Monday, 2 December 2013

My first year in freelancing


My first year in freelancing or more commonly known as –

 A journey into the unknown

 On the 31st of December I will have been a freelancer for one whole year. Yes, one whole year. And it’s been one rollercoaster ride of highs and lows. I started with great confidence. I had the website, the obligatory 6 months’ worth of savings and my laptop in front of me. My bedroom having been converted into the little stream lined office I’d always wanted. I was all ready for the exciting life of a freelance copywriter.

 Living the dream, or better known as -

 Thinking you know it all and finding out you know nothing.

I’ve placed my first year in a series of phases, phase 1, 2 and 3.

 Phase 1 is me thinking I have it all sown up, getting up at 11am looking for a bit of work on bidding sites and then relaxing in front of the tv and then reading a bit and then going out and doing a bit of shopping. Also a little bit of soul searching and not understanding why I’m not in demand, and why the phone isn’t ringing off the hook, and why isn’t my inbox chocker block full of emails demanding my services. After all, am I not a well-educated adult with TWO degrees, TWO degrees I tell you! Am I not a short story writer and an ex public sector employee – why isn’t everyone banging on my door?

 Phase 2 is the bit where my savings have all but run out. I’m despondent, and I’m having the worst kind of reality check in living memory. I’ve hit rock bottom with such force it feels like my blood pressure is in my ankles and I’m surprised I don’t flat-line.

 It’s not that I wasn’t working, I was. It’s just that when I look back it seems I was living the life of someone who’d been doing this for years – and I’d only been doing it for a few measly months. Phase 3 is where I revaluate my strategy, start again and work like a Trojan.

 Evaluate, evaluate, evaluate, or more commonly known as –

Find out where you went wrong and rectify it

Time to think

The one thing I’ve realised is that being a copywriter and working for myself at home is not only a privilege it’s something I want to do for the rest of my life. And let’s be clear about this, working freelance IS a privilege. I know because I spent enough time working in a variety of different jobs over the years, some nice, some not so nice that made me thoroughly miserable. I know the meaning of clock watching, I’ve done it enough times to know. With a regular job comes a regular pay check and that brings tremendous security, but with it comes soul crushing conformity and repetition. And it’s not for me. And yes, there’s a certain degree of repetition in all jobs, but if you’re doing something you love then it’s half the battle.

Recession

 We’re in the middle of a terrible recession and people are finding it hard to keep a roof over their heads. Being able to do something you love is not to be taken for granted. So let this be a lesson learned, just give me one more chance and this time, I’ll make it good. I don’t want to spend the rest of my life staring at a ticking clock or standing in a job centre.

Evaluate and get back up

In my short period as a teacher the one thing that was drummed into me during my training was evaluation. Write a lesson plan, evaluate, spend the day teaching, at the end of it, evaluate, at the end of every term, evaluate. Evaluate your strengths and your weaknesses; evaluate your successes and your failures. Evaluate, evaluate and then evaluate some more. And I need to get back into that mindset again. Evaluate my successes and my failures, evaluate my performance and if I see any weaknesses then rectify it with reading or training, or a combination of the two. This time I’m aiming at the top and I’m not giving up.

Record set:
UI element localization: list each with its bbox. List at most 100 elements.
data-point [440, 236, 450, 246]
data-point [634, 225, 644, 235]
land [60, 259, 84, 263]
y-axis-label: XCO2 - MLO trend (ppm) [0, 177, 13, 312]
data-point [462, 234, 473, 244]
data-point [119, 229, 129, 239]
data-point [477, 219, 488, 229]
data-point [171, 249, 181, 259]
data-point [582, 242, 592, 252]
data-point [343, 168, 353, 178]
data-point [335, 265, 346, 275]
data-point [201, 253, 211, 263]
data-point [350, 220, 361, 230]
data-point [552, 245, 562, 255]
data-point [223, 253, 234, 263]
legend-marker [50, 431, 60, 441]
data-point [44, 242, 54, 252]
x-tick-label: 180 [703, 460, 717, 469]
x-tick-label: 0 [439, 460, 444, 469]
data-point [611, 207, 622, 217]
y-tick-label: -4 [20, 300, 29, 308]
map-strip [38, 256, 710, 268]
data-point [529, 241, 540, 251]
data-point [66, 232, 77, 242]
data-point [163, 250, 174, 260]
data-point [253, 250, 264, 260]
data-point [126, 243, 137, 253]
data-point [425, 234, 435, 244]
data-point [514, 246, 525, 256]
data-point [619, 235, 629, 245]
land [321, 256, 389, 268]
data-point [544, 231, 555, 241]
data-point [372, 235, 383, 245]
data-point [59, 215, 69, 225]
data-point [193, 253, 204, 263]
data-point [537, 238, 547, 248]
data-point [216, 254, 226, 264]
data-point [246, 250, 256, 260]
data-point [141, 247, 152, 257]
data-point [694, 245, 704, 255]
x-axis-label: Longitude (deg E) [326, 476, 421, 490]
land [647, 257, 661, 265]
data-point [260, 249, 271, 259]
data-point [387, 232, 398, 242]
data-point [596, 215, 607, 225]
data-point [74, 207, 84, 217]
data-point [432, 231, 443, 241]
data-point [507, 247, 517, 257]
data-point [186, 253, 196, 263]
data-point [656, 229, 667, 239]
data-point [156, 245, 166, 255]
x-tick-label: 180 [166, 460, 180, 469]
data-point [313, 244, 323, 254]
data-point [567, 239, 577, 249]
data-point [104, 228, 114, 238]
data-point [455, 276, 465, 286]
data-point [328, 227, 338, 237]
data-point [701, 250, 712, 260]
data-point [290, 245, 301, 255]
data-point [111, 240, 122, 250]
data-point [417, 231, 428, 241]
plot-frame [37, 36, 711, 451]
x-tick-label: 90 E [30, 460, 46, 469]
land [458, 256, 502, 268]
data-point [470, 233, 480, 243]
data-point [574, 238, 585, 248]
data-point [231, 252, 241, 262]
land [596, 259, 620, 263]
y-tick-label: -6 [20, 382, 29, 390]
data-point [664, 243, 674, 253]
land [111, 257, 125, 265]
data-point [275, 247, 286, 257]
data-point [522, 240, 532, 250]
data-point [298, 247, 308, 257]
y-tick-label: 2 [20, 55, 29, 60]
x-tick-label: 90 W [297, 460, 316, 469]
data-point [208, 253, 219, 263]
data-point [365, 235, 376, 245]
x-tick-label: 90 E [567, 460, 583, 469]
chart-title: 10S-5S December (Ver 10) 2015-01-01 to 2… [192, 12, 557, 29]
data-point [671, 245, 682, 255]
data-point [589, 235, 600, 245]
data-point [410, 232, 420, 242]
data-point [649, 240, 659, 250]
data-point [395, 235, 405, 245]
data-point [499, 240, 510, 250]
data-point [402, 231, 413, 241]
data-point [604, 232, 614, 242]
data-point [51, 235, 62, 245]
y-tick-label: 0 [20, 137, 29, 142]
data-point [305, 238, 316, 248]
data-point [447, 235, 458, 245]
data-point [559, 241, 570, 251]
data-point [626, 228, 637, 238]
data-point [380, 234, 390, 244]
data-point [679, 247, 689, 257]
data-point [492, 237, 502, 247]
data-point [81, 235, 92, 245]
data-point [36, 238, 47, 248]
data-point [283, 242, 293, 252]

Requests:
[a] Return the passage of the freelancing blog post from "Find out where" up to and including "half the battle.", copied word for word.
[b] Resume the blog post about a first year of freelancing, picking up right after its final sentence.

Solved tasks:
[a]
Find out where you went wrong and rectify it

Time to think

The one thing I’ve realised is that being a copywriter and working for myself at home is not only a privilege it’s something I want to do for the rest of my life. And let’s be clear about this, working freelance IS a privilege. I know because I spent enough time working in a variety of different jobs over the years, some nice, some not so nice that made me thoroughly miserable. I know the meaning of clock watching, I’ve done it enough times to know. With a regular job comes a regular pay check and that brings tremendous security, but with it comes soul crushing conformity and repetition. And it’s not for me. And yes, there’s a certain degree of repetition in all jobs, but if you’re doing something you love then it’s half the battle.

[b]
A period of reflection and strategy, otherwise known as –

Making it work

So what have I learned about being a copywriter, about being a freelance copywriter no less? Well-being a copywriter takes talent, strategy, stamina and hard work, a LOT of hard work. It also includes selling yourself raw, marketing like a demon, putting yourself out there like you’re the best thing since the invention of colour TV. I don’t find that easy, I’m shy, reserved, but it’s no excuse. If I can’t market I’m dead in the water. You can be the most talented writer, copywriter, web designer in the world – but if you don’t market yourself properly, no one knows you exist.

I need to make you believe in me, whoever you are out there reading this.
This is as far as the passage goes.